**WHAT IS REQUIRED**
Write out, unchanged, the lines from the one holding "Extract all readable text from this page." to the close of the listing. Both the first and last lines belong in it.

━━━━━━

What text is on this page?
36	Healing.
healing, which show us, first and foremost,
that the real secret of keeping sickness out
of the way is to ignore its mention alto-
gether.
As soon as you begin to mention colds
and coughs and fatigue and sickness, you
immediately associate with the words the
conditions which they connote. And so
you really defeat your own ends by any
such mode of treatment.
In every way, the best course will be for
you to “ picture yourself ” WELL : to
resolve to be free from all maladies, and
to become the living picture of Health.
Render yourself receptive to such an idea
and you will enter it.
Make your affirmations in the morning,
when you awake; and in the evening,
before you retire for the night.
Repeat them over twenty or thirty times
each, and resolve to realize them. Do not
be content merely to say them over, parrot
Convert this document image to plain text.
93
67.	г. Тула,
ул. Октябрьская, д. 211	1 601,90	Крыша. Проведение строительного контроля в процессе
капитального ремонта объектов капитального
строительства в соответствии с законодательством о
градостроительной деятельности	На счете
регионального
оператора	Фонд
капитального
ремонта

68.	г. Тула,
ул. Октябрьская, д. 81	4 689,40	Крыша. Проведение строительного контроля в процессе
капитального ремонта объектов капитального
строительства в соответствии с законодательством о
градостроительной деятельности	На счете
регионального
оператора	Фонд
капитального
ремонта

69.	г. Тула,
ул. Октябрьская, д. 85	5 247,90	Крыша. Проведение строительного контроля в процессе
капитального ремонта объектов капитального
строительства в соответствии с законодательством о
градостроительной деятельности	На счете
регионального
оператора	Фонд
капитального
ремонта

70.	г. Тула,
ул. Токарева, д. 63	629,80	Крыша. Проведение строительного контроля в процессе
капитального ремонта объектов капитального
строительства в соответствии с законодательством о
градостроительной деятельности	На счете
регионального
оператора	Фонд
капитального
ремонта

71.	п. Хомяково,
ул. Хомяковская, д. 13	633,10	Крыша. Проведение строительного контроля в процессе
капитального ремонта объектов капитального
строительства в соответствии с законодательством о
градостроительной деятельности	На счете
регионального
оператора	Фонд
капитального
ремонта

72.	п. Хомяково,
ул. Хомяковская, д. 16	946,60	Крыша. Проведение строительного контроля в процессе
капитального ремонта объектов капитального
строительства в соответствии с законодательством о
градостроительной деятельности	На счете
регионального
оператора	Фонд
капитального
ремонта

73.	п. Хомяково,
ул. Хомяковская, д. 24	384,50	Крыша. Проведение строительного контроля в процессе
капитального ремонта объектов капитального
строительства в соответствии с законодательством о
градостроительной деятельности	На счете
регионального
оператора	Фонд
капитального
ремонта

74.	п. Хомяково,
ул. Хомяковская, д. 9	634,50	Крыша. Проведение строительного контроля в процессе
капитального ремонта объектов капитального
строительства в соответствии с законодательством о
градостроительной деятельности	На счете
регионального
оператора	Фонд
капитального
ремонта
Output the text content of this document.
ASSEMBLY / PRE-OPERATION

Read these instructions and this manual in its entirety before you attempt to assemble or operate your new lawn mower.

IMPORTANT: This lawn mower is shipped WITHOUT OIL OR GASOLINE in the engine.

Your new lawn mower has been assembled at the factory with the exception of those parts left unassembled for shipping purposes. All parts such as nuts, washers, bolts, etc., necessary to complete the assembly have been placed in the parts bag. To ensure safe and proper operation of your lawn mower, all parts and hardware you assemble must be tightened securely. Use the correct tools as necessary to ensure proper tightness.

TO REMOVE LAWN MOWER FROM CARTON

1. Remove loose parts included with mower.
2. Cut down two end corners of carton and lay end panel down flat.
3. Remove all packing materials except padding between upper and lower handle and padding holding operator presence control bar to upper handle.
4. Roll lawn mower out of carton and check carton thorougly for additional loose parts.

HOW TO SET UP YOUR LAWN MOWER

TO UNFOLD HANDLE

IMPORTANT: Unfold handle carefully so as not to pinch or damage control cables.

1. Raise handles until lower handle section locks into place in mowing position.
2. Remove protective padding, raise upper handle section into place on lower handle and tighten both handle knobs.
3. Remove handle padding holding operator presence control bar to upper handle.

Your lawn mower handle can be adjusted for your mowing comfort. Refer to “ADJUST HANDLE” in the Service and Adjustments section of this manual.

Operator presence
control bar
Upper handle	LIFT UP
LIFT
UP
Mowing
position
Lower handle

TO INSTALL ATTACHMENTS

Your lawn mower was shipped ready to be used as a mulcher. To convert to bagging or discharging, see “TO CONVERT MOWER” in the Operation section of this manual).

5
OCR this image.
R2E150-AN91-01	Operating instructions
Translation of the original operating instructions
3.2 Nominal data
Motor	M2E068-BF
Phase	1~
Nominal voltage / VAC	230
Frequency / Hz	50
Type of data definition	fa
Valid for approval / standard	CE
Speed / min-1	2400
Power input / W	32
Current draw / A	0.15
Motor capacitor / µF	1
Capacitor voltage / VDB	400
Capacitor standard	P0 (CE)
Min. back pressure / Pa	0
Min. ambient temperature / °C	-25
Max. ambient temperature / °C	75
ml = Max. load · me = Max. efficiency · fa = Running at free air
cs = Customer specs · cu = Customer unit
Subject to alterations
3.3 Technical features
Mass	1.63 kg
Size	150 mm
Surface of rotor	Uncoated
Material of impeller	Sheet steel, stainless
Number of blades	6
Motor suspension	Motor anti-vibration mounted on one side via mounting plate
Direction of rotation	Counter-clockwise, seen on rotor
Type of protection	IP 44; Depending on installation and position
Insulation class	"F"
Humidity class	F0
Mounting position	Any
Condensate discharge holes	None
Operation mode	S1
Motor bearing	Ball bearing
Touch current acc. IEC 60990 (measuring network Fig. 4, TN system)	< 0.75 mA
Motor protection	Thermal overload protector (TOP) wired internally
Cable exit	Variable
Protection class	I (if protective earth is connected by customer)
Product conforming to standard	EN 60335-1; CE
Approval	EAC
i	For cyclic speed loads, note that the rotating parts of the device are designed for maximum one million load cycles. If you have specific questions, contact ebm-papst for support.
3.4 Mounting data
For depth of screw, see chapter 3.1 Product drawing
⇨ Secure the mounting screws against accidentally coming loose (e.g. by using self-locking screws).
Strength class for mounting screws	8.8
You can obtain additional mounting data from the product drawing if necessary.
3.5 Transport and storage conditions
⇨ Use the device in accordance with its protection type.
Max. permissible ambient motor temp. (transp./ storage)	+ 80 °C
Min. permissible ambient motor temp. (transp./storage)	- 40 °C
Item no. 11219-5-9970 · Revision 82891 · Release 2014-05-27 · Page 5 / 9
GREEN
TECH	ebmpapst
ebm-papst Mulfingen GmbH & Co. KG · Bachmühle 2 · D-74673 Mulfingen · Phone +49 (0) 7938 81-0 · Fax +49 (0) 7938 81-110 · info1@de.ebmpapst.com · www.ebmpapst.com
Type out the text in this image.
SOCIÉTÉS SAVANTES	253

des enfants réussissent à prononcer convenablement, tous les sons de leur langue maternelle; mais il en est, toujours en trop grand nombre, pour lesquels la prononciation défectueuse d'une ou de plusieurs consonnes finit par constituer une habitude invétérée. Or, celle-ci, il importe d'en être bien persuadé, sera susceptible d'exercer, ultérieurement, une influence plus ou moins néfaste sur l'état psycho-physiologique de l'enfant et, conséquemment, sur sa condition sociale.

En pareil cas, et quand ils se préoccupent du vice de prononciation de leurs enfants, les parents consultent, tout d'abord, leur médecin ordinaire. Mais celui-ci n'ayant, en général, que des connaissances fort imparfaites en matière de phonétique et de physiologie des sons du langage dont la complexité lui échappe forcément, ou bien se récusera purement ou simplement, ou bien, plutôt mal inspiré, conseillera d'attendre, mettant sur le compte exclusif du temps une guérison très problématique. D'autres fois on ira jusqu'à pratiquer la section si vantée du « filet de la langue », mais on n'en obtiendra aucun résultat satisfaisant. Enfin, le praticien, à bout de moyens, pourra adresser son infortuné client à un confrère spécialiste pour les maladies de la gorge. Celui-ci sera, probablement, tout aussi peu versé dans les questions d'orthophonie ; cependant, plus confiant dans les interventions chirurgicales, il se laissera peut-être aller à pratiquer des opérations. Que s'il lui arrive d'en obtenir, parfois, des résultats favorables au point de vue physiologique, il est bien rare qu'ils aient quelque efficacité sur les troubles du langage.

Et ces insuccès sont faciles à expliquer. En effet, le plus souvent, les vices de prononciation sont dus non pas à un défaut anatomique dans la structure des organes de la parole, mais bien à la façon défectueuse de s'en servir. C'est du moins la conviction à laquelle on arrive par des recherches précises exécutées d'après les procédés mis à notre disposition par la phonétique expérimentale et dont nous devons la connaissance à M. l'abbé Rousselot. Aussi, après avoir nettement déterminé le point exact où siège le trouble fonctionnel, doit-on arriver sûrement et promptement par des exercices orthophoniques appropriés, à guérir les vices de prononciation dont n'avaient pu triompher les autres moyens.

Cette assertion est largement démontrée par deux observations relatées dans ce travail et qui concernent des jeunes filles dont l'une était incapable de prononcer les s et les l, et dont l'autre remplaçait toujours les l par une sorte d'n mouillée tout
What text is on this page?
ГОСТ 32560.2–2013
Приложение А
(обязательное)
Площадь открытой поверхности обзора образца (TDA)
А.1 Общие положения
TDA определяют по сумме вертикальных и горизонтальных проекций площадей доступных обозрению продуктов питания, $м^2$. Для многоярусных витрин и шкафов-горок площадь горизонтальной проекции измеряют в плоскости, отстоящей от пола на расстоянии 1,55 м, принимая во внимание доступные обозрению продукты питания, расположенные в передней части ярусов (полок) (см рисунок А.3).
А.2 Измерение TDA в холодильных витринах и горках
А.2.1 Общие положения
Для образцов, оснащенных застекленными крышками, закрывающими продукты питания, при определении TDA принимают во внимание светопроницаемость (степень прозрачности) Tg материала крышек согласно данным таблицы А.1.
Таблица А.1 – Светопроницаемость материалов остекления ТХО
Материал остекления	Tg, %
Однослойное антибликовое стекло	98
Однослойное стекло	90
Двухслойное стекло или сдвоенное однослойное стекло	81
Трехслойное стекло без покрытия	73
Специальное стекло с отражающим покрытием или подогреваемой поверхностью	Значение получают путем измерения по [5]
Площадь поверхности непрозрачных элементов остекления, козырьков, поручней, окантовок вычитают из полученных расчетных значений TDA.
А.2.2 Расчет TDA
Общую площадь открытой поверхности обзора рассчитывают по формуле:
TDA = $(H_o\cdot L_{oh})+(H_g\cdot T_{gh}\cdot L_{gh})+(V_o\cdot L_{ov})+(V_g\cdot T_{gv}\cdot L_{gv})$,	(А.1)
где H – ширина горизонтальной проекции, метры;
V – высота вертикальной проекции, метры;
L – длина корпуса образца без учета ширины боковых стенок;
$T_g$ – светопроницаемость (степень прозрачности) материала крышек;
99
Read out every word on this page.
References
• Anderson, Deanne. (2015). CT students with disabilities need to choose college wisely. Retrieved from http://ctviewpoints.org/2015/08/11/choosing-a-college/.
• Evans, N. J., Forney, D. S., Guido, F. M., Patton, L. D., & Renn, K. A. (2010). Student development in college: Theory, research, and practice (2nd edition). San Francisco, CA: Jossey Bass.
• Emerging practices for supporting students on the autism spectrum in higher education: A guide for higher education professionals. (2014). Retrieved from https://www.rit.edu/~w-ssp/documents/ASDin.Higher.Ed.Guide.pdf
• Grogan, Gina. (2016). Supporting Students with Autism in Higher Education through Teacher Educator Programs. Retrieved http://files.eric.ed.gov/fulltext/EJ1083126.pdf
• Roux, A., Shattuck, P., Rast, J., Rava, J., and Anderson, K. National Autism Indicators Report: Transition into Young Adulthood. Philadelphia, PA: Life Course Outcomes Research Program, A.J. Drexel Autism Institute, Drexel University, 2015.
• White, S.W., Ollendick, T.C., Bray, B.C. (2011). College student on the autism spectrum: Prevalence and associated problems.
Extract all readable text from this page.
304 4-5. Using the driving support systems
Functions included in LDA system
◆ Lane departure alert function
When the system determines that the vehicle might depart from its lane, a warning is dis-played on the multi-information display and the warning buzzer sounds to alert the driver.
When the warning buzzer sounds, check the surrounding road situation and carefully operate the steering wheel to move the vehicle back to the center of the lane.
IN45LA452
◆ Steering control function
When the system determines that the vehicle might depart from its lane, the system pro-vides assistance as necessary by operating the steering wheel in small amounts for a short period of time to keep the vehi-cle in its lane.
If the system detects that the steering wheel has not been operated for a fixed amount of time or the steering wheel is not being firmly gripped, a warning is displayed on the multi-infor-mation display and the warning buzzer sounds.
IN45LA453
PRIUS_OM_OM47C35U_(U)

━━━━━━

**SOLUTION FOR THIS PROBLEM**
Extract all readable text from this page.
304 4-5. Using the driving support systems
Functions included in LDA system
◆ Lane departure alert function
When the system determines that the vehicle might depart from its lane, a warning is dis-played on the multi-information display and the warning buzzer sounds to alert the driver.
When the warning buzzer sounds, check the surrounding road situation and carefully operate the steering wheel to move the vehicle back to the center of the lane.
IN45LA452
◆ Steering control function
When the system determines that the vehicle might depart from its lane, the system pro-vides assistance as necessary by operating the steering wheel in small amounts for a short period of time to keep the vehi-cle in its lane.
If the system detects that the steering wheel has not been operated for a fixed amount of time or the steering wheel is not being firmly gripped, a warning is displayed on the multi-infor-mation display and the warning buzzer sounds.
IN45LA453
PRIUS_OM_OM47C35U_(U)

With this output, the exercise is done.